start Records for this task

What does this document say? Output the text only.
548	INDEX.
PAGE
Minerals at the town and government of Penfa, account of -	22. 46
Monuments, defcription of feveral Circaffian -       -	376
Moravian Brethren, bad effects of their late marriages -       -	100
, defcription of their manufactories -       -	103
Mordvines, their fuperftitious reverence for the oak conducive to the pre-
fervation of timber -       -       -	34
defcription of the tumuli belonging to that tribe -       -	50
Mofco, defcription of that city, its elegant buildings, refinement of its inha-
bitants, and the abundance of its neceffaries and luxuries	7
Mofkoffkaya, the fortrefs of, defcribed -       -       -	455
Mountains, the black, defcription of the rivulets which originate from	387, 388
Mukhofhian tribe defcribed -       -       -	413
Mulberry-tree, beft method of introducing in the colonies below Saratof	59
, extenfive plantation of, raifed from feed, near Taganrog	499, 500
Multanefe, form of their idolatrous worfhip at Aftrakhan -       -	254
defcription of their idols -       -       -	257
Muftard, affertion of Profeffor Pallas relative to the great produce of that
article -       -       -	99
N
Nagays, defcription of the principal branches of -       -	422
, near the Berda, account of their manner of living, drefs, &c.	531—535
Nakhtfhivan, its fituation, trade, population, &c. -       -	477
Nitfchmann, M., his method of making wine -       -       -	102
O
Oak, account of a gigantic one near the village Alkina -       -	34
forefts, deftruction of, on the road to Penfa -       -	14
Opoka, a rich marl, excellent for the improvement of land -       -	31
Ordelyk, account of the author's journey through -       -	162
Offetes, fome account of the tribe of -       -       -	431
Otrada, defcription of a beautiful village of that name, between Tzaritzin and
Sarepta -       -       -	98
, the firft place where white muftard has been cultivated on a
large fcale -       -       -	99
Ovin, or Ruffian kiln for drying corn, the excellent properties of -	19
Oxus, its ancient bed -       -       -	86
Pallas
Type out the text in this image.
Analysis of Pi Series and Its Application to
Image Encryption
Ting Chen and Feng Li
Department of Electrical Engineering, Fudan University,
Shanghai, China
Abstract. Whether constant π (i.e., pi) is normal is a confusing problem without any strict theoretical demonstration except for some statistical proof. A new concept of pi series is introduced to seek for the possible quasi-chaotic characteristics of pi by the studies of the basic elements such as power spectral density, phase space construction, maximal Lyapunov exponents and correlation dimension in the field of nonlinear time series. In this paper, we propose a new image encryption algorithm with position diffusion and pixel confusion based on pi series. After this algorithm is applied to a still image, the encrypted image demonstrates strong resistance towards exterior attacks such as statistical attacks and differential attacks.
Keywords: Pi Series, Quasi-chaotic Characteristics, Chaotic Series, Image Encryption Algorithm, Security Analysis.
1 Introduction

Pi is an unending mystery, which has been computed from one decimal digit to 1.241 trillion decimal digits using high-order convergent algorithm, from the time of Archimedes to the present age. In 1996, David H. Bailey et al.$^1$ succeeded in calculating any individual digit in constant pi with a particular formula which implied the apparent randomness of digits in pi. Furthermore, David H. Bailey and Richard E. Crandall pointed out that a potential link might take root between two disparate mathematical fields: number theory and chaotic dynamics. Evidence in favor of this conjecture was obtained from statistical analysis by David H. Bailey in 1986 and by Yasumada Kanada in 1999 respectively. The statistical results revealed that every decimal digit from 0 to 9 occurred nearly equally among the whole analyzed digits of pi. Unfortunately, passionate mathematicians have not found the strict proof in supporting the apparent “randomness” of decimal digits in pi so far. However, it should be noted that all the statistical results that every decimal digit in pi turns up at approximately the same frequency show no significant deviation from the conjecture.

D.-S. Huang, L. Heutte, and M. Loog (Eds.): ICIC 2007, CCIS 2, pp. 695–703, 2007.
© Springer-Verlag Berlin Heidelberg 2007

end Records for this task

Copy out all lines above that include the string "Penfa".

Minerals at the town and government of Penfa, account of -	22. 46
forefts, deftruction of, on the road to Penfa -       -	14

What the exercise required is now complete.